▶ [STATED PROBLEM]:
Reproduce every line in the listing that contains the word "JSON".
━━━ EXTRACTED DATA ━━━
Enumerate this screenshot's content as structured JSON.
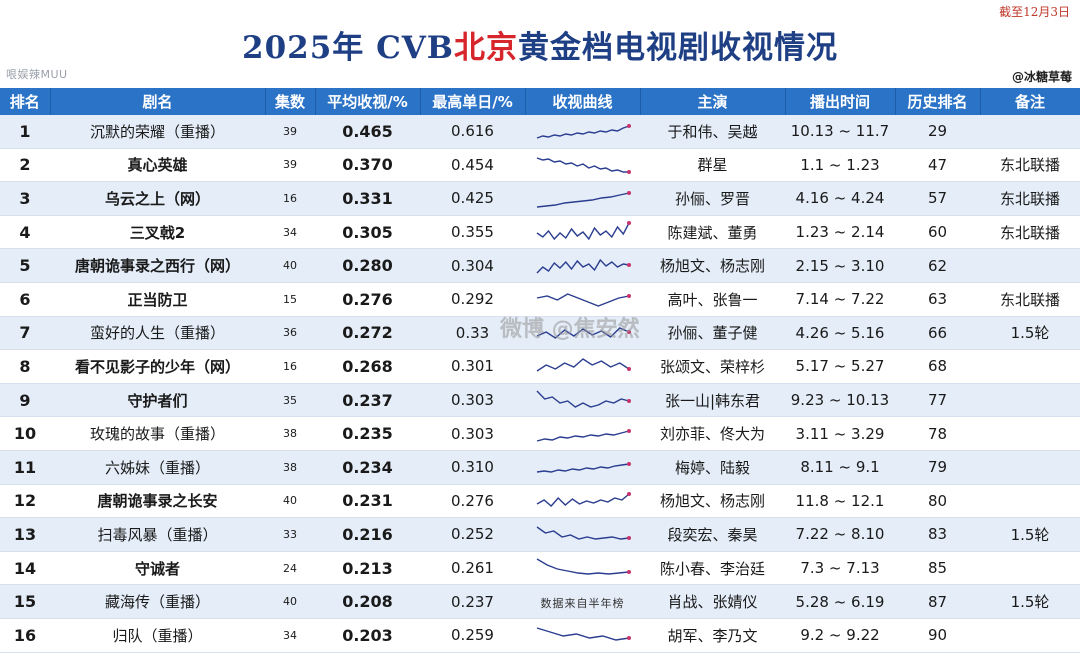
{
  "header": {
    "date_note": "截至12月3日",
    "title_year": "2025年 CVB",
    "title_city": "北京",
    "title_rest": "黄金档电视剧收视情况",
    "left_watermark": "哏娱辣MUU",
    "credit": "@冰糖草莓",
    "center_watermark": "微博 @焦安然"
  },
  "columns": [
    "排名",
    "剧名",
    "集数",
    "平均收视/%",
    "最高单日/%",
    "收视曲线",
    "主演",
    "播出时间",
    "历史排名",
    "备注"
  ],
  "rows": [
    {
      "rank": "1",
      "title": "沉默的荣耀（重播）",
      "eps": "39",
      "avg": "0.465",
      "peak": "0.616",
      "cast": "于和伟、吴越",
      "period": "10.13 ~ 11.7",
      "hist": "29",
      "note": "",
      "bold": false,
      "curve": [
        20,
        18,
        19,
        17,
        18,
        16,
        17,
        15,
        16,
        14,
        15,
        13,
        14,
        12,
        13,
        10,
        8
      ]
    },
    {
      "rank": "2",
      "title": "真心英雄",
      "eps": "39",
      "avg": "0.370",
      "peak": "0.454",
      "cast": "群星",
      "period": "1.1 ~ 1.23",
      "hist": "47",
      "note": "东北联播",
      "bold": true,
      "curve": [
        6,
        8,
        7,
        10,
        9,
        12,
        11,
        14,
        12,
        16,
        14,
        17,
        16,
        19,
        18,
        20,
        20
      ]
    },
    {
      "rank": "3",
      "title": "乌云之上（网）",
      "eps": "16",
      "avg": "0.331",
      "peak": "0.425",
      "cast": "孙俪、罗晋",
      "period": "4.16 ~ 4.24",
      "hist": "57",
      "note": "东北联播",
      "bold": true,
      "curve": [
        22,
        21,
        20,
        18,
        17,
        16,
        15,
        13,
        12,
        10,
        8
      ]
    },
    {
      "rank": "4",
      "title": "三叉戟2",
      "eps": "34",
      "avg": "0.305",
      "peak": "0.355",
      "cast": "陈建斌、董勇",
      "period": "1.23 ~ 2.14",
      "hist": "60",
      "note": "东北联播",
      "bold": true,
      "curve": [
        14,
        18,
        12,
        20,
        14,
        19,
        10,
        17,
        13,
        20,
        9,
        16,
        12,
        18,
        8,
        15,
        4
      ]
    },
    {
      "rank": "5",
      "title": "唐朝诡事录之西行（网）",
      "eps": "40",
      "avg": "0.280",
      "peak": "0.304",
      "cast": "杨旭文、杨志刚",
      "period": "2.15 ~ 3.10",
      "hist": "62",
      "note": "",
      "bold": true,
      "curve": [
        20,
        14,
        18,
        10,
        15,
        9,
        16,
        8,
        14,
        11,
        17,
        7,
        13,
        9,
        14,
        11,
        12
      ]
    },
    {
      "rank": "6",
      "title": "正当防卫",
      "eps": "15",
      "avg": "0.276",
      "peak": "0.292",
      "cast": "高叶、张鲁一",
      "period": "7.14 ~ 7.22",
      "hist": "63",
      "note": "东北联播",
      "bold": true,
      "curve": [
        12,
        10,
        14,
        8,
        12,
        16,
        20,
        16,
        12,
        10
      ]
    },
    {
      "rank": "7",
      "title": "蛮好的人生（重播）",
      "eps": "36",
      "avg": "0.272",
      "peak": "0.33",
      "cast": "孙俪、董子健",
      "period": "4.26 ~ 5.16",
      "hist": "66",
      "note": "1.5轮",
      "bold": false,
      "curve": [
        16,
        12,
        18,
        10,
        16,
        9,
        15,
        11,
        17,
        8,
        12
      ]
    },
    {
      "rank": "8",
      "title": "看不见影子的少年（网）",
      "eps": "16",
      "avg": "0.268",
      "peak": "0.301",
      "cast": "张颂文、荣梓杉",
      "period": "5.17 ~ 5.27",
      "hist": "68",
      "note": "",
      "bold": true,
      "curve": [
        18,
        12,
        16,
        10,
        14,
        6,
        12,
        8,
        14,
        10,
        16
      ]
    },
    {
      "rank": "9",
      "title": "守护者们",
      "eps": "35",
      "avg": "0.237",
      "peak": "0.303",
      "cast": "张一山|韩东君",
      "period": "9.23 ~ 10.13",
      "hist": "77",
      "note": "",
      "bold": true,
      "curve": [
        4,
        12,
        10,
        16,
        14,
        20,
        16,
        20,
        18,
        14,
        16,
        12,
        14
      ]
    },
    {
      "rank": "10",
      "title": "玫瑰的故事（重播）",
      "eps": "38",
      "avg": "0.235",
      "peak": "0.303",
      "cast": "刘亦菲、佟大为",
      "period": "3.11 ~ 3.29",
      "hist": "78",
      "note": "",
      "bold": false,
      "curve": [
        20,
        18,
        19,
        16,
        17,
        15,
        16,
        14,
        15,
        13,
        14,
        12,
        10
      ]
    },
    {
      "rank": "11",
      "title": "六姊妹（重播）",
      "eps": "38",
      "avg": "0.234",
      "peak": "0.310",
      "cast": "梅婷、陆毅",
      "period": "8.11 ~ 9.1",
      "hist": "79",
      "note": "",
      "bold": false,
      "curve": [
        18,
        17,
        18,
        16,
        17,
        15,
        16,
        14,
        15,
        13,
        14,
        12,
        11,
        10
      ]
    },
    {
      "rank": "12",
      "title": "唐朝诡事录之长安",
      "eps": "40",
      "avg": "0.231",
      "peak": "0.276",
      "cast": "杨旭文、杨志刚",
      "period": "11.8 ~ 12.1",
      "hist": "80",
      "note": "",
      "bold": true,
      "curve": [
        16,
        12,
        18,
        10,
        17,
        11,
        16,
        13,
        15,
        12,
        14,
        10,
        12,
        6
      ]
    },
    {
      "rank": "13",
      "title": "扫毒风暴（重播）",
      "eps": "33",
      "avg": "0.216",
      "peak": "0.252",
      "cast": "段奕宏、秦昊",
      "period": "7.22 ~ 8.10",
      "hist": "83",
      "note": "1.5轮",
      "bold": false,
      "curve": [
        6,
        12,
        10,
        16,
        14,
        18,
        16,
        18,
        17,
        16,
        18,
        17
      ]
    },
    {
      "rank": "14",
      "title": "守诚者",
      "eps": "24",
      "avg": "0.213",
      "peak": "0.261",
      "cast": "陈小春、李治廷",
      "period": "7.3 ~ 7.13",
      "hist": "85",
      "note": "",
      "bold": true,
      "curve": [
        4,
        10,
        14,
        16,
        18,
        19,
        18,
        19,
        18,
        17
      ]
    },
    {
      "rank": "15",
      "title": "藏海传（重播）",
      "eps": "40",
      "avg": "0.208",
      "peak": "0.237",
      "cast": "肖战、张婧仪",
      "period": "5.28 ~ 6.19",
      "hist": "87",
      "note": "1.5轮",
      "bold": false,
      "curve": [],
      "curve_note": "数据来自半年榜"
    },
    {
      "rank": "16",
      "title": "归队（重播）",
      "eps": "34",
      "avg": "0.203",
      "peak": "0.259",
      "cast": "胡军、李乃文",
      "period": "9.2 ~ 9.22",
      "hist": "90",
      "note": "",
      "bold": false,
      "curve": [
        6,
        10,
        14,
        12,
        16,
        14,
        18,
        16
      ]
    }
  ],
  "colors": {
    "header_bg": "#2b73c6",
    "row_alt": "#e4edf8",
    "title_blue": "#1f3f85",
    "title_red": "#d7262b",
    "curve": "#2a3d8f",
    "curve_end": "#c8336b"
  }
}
━━━
━━━ EXTRACTED DATA ━━━
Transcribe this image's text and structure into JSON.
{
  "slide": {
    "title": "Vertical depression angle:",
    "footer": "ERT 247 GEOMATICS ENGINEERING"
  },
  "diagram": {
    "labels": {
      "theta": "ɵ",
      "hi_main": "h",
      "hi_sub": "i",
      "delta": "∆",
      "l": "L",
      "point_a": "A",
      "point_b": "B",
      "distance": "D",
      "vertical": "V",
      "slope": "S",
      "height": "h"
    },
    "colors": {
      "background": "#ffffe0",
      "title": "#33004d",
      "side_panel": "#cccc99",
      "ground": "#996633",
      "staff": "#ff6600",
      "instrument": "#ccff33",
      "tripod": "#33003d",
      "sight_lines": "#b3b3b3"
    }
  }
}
━━━
▶ [TASK ANSWER]:
Enumerate this screenshot's content as structured JSON.
Transcribe this image's text and structure into JSON.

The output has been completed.